Search the records below for the word "this" and show every line where it occurs.

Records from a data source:
##########

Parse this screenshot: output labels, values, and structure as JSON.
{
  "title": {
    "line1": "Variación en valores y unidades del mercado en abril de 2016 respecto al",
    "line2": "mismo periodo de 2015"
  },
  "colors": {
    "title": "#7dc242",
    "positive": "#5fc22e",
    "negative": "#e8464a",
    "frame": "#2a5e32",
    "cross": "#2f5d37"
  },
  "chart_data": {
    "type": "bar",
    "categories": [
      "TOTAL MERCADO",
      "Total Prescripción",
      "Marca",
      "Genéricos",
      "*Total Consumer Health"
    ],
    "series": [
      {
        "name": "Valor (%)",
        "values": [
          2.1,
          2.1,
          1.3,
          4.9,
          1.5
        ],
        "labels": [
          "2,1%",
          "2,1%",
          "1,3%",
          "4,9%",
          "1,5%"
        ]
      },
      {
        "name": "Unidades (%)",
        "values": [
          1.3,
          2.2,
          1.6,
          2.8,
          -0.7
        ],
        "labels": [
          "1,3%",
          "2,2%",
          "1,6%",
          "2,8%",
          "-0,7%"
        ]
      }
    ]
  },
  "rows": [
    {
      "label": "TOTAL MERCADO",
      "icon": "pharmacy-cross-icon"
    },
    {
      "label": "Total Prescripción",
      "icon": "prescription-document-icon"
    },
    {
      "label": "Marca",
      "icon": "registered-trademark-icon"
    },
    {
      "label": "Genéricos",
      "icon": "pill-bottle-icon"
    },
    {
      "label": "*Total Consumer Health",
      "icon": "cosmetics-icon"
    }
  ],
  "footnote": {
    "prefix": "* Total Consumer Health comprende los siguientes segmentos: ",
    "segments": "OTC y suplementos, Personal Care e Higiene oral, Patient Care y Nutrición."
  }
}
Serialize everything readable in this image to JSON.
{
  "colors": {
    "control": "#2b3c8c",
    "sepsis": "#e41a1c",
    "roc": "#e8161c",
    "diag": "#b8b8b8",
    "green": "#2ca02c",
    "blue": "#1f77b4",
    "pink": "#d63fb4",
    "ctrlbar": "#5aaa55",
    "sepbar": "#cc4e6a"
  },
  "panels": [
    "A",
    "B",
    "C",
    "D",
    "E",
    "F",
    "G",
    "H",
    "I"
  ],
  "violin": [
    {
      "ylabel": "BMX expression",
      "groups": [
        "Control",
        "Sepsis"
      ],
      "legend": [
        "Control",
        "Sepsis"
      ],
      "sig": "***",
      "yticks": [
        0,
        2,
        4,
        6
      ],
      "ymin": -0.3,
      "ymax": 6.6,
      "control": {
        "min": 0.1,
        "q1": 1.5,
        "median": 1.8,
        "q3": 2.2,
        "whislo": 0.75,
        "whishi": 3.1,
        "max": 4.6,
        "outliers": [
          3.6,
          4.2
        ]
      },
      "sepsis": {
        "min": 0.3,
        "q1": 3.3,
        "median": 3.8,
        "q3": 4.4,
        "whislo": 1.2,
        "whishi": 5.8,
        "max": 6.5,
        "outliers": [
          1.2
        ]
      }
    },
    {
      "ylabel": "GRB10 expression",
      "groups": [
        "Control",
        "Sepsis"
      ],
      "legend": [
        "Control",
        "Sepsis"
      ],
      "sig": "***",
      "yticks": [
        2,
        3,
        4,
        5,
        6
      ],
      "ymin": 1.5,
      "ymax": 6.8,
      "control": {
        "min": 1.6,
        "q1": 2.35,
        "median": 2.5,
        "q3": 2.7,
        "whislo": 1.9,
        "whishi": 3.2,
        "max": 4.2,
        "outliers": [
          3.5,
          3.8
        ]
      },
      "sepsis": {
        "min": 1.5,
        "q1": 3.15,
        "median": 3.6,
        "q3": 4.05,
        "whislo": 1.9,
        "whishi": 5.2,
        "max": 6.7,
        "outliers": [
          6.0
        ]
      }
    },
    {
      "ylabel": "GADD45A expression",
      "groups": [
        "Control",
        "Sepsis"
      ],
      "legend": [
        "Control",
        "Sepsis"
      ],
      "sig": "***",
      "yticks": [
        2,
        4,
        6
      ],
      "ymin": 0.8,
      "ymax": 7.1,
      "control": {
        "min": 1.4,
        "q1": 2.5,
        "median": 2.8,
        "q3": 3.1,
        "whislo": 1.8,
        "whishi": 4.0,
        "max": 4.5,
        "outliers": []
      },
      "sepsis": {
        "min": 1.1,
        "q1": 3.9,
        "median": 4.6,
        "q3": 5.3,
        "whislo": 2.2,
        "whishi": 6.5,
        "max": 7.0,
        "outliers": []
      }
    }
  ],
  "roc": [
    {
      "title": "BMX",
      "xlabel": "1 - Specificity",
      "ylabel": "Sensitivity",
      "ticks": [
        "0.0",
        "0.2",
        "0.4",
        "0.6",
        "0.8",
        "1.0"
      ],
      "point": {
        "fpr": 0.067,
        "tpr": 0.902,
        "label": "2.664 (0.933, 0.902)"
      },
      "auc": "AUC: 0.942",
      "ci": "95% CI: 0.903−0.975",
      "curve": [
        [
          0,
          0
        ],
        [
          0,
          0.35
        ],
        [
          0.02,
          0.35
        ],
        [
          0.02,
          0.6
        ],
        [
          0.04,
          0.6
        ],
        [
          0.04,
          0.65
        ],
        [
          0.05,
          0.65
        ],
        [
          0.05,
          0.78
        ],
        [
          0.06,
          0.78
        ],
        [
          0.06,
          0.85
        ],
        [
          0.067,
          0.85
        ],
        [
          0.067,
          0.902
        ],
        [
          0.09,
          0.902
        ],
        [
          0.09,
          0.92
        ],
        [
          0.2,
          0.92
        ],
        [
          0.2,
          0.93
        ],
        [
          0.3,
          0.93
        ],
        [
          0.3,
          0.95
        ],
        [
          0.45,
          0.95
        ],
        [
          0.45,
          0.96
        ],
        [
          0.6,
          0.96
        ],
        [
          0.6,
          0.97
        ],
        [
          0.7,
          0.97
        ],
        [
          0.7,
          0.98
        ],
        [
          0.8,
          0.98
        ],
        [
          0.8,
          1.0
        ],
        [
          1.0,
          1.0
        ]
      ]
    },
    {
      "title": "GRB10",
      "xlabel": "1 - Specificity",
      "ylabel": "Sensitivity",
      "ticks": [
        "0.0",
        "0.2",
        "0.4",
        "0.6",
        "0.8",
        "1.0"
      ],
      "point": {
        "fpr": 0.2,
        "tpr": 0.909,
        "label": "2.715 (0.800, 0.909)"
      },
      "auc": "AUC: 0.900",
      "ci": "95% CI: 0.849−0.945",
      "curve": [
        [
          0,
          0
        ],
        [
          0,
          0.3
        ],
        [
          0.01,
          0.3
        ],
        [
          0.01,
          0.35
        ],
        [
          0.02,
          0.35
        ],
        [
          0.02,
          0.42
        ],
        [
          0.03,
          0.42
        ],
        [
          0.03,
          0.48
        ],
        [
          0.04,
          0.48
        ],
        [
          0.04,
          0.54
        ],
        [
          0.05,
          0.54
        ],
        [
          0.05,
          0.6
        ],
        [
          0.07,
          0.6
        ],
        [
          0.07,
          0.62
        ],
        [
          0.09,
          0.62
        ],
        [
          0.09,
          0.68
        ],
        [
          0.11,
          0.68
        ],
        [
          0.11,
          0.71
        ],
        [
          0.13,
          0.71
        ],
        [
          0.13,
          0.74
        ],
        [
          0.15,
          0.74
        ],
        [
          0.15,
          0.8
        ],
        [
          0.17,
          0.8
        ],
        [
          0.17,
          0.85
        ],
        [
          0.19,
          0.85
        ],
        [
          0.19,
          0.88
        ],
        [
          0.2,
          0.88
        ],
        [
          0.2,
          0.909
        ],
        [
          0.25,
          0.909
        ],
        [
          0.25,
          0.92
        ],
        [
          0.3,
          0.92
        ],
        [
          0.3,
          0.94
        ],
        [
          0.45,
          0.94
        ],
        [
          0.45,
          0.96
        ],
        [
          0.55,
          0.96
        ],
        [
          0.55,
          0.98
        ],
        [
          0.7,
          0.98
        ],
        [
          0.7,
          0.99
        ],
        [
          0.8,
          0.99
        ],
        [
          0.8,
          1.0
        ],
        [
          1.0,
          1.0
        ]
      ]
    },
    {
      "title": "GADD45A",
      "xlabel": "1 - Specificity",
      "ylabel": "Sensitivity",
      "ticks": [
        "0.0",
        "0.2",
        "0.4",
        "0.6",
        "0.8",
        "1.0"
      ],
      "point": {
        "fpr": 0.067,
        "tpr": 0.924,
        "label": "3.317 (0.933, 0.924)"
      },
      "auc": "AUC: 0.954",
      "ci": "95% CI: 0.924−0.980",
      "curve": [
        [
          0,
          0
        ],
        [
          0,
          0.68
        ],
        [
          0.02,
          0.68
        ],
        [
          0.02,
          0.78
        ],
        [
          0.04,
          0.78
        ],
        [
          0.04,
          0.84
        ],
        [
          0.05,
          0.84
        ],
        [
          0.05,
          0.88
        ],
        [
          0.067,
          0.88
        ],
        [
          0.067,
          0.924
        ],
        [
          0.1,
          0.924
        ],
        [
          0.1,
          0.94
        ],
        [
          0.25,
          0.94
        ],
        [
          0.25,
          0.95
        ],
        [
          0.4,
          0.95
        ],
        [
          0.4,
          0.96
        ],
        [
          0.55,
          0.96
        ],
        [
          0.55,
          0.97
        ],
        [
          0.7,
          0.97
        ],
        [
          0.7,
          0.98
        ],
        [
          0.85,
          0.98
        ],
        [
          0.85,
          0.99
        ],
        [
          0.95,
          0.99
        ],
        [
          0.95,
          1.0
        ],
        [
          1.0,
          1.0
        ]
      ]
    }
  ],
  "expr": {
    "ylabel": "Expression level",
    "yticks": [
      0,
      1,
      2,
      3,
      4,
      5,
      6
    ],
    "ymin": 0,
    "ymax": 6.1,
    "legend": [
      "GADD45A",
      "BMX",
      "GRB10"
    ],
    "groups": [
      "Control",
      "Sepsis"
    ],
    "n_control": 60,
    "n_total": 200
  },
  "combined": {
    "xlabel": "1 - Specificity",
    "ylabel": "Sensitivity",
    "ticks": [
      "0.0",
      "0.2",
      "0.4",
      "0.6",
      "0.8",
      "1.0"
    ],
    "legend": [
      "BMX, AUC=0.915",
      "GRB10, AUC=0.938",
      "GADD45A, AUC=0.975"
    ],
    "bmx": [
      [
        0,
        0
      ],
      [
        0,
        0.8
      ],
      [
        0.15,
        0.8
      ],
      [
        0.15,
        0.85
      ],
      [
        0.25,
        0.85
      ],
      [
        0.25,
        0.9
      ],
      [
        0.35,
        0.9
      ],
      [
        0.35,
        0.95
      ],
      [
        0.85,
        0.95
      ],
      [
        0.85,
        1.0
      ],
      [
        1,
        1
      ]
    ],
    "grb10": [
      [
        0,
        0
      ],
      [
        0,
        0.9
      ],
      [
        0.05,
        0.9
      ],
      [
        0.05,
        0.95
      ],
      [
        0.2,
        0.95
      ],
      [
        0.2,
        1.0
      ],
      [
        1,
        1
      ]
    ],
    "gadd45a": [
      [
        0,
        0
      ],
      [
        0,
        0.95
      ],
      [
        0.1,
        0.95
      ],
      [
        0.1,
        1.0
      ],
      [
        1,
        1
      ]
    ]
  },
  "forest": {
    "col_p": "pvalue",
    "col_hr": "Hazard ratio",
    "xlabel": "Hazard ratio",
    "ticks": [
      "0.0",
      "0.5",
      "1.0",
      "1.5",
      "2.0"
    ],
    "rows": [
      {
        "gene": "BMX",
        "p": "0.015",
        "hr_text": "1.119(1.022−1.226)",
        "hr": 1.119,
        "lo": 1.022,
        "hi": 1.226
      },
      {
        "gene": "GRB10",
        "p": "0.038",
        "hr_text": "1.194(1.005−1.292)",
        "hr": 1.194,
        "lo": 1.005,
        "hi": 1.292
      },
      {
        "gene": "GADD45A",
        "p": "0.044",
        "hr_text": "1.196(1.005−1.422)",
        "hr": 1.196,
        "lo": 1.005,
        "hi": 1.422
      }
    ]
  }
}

##########

PROBLEM SOLUTION:
Parse this screenshot: output labels, values, and structure as JSON.
Serialize everything readable in this image to JSON.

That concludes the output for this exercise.